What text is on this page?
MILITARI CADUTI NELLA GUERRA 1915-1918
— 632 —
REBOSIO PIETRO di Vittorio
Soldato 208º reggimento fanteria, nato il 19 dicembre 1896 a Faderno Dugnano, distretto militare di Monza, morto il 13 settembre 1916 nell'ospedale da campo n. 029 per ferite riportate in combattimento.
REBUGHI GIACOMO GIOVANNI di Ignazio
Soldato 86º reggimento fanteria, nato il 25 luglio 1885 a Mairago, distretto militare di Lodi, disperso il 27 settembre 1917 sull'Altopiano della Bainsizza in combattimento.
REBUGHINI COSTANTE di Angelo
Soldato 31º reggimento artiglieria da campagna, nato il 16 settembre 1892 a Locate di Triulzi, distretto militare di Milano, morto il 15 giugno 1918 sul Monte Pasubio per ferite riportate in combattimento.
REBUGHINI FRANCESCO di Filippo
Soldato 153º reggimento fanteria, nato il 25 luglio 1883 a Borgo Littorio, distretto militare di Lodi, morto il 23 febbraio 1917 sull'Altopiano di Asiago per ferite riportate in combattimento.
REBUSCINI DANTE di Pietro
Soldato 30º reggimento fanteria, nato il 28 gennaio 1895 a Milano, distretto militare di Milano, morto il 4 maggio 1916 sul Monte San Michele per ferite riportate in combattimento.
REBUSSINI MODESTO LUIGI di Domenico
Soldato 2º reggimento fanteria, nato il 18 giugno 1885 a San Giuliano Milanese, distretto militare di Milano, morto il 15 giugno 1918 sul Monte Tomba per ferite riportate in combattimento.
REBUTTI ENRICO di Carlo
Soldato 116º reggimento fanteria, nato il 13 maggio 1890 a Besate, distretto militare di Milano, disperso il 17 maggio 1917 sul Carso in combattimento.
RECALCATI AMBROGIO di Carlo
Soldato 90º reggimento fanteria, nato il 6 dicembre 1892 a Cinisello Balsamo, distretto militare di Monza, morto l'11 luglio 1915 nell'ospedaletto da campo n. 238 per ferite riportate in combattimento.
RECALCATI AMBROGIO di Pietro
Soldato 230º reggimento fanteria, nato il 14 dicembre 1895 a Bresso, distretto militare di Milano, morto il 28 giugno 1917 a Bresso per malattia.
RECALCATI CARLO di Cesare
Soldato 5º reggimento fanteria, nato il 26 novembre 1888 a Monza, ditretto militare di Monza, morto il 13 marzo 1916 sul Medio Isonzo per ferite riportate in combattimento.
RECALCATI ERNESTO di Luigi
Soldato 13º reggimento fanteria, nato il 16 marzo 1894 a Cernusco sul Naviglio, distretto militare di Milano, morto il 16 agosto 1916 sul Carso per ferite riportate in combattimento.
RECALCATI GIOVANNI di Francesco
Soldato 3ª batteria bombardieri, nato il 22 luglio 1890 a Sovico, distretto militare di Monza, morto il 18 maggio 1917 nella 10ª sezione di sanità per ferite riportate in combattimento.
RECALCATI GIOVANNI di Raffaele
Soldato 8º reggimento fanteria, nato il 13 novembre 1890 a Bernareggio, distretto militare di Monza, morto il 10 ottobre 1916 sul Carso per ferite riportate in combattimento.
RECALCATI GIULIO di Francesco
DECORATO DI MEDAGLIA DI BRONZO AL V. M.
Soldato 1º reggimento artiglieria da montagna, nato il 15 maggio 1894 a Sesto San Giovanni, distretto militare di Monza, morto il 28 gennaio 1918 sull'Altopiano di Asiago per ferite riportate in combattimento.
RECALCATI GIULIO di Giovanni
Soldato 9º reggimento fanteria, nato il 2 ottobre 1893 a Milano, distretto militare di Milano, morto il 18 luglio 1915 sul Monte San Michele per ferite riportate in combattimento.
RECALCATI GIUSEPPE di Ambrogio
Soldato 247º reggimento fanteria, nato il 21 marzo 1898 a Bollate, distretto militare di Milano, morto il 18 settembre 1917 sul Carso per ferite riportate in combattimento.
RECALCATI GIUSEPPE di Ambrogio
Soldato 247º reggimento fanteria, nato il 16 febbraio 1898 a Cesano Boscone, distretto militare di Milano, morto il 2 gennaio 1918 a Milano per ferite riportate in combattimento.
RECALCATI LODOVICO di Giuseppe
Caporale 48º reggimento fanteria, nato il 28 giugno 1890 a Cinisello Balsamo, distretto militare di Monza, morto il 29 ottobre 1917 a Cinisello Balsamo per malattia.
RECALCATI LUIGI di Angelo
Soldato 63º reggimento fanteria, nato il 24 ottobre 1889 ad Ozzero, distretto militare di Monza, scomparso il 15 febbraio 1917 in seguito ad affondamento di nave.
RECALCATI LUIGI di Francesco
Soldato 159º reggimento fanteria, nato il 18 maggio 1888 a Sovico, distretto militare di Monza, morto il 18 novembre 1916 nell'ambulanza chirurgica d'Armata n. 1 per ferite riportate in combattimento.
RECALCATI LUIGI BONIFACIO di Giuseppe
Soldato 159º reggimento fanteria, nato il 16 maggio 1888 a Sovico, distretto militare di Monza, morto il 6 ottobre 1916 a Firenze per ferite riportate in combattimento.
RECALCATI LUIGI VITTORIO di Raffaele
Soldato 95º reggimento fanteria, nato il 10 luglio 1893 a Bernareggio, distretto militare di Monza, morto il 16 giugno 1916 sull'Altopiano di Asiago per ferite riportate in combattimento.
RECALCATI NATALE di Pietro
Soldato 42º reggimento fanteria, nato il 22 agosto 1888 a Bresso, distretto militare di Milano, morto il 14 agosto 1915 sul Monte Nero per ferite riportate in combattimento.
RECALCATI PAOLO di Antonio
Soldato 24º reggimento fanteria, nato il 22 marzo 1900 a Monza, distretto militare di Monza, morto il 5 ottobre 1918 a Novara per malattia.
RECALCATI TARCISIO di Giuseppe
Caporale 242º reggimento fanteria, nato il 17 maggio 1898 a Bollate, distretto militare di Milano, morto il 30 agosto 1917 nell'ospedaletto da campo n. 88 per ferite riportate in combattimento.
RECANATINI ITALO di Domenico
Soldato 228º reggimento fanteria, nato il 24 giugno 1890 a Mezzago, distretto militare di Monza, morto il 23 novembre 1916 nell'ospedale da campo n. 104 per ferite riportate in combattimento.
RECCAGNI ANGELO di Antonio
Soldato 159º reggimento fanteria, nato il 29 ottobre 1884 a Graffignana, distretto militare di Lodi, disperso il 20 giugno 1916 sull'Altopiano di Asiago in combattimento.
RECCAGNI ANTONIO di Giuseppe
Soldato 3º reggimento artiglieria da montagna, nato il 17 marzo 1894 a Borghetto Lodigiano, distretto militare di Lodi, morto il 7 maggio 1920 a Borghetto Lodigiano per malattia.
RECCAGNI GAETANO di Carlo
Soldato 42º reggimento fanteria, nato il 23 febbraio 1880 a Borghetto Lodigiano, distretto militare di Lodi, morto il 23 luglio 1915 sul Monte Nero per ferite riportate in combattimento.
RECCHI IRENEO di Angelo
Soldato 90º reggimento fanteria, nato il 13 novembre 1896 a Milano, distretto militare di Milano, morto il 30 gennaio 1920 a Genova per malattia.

• **What to work on**
Report how many lines of the records above contain the word "Borghetto", and give only that number.

• **Output for this exercise**
2